Establish how many lines in the material include the string "name" and report it as a lone number.
— begin —
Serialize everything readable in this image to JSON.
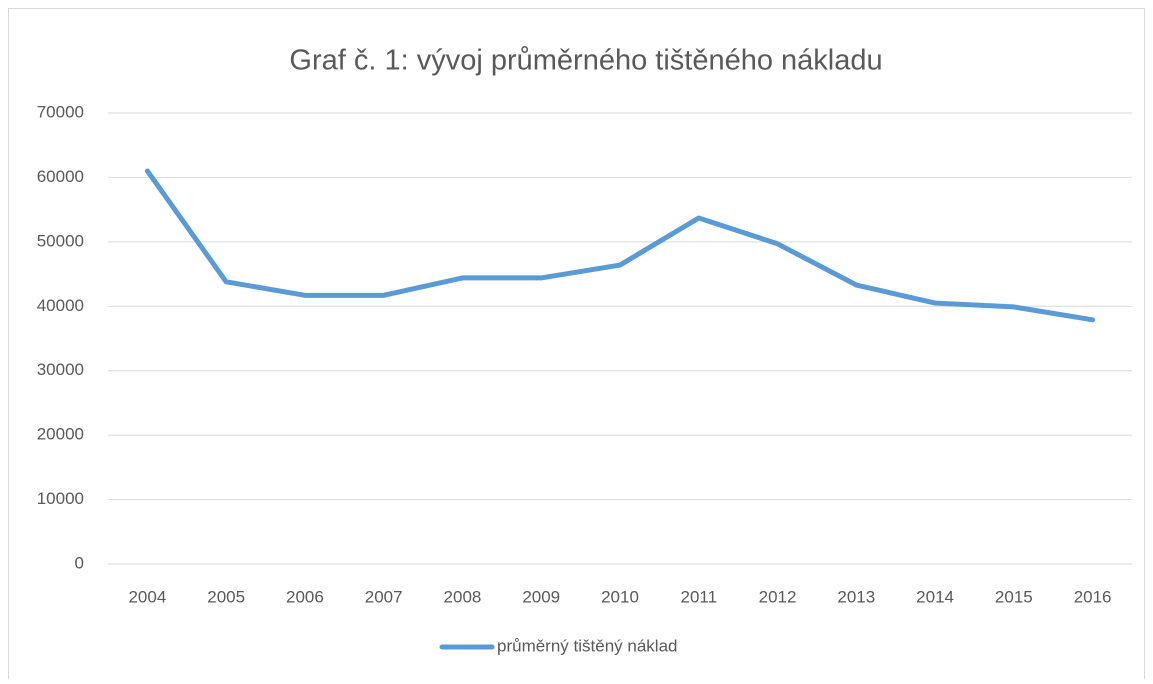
{
  "chart_data": {
    "type": "line",
    "title": "Graf č. 1: vývoj průměrného tištěného nákladu",
    "categories": [
      "2004",
      "2005",
      "2006",
      "2007",
      "2008",
      "2009",
      "2010",
      "2011",
      "2012",
      "2013",
      "2014",
      "2015",
      "2016"
    ],
    "series": [
      {
        "name": "průměrný tištěný náklad",
        "color": "#5b9bd5",
        "values": [
          61000,
          43800,
          41700,
          41700,
          44400,
          44400,
          46400,
          53700,
          49700,
          43300,
          40500,
          39900,
          37900
        ]
      }
    ],
    "ylim": [
      0,
      70000
    ],
    "yticks": [
      0,
      10000,
      20000,
      30000,
      40000,
      50000,
      60000,
      70000
    ],
    "grid": true,
    "legend": "bottom"
  }
}
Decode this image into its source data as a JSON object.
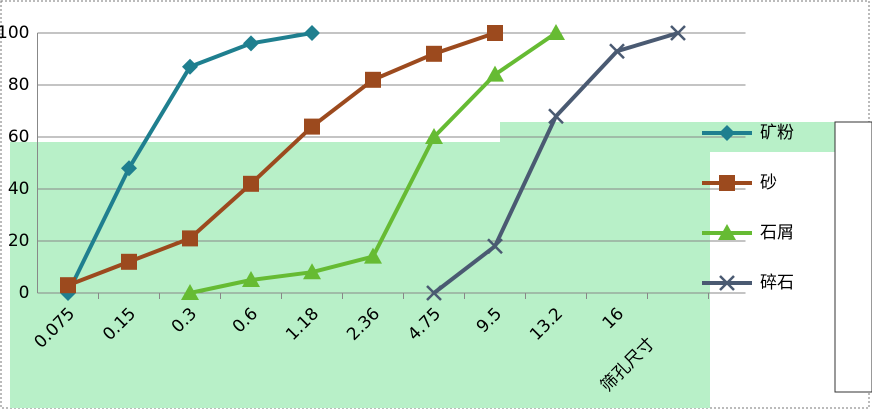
{
  "chart_data": {
    "type": "line",
    "x_title": "筛孔尺寸",
    "categories": [
      "0.075",
      "0.15",
      "0.3",
      "0.6",
      "1.18",
      "2.36",
      "4.75",
      "9.5",
      "13.2",
      "16",
      null
    ],
    "series": [
      {
        "name": "矿粉",
        "color": "#1f7f8f",
        "marker": "diamond",
        "values": [
          0,
          48,
          87,
          96,
          100,
          null,
          null,
          null,
          null,
          null,
          null
        ]
      },
      {
        "name": "砂",
        "color": "#9c4a1e",
        "marker": "square",
        "values": [
          3,
          12,
          21,
          42,
          64,
          82,
          92,
          100,
          null,
          null,
          null
        ]
      },
      {
        "name": "石屑",
        "color": "#66bb33",
        "marker": "triangle",
        "values": [
          null,
          null,
          0,
          5,
          8,
          14,
          60,
          84,
          100,
          null,
          null
        ]
      },
      {
        "name": "碎石",
        "color": "#4a5a72",
        "marker": "x",
        "values": [
          null,
          null,
          null,
          null,
          null,
          null,
          0,
          18,
          68,
          93,
          100
        ]
      }
    ],
    "ylim": [
      0,
      100
    ],
    "yticks": [
      0,
      20,
      40,
      60,
      80,
      100
    ],
    "grid": true,
    "legend": "right"
  }
}
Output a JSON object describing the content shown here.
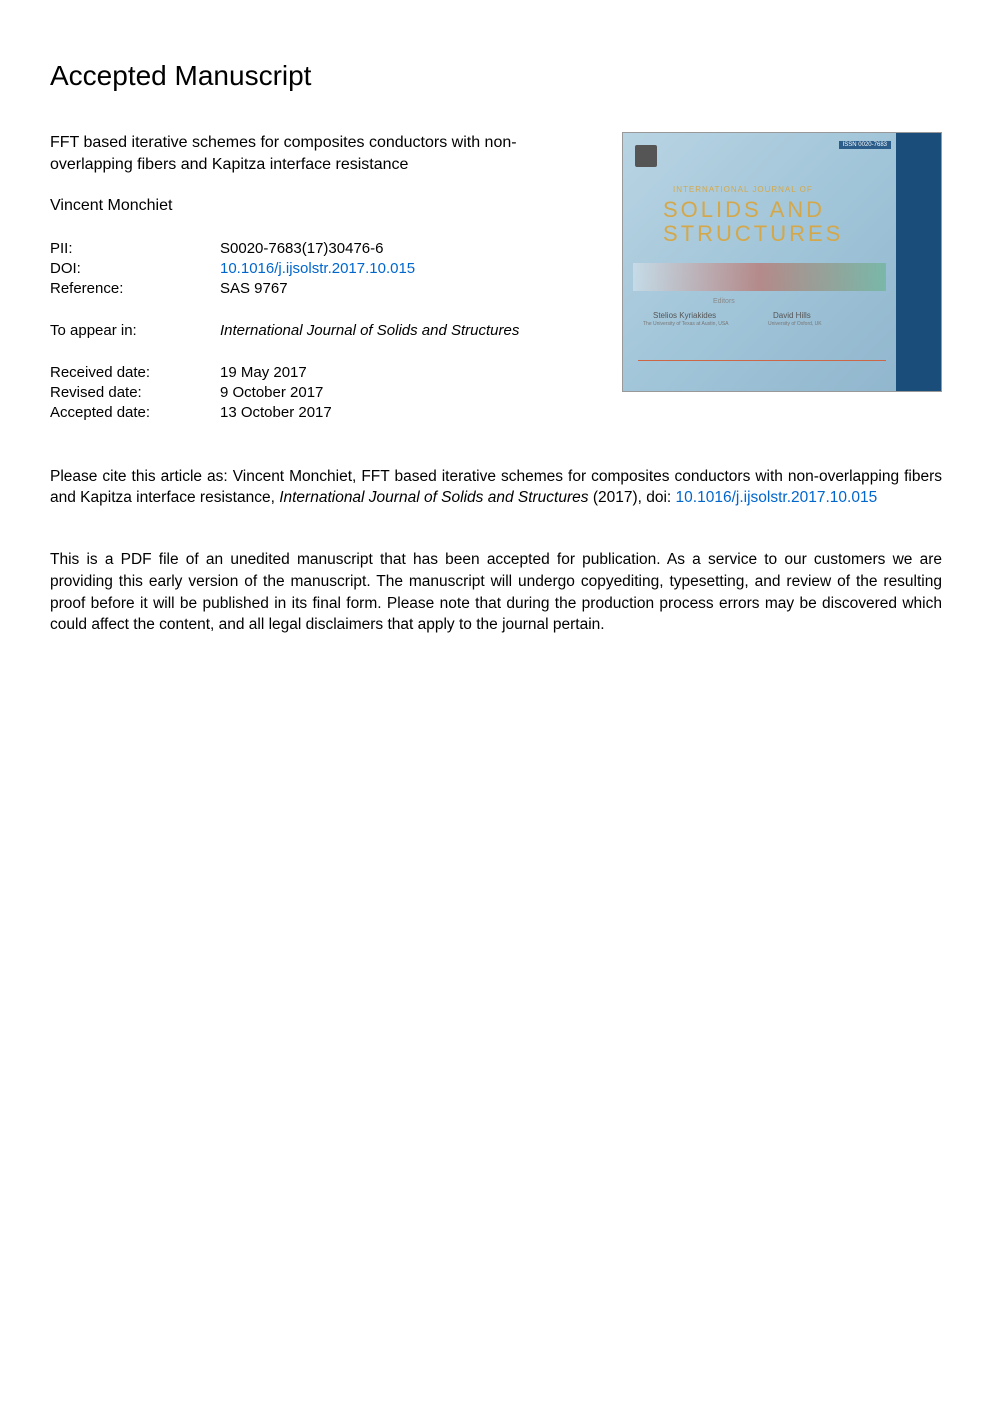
— end —
**The output**
5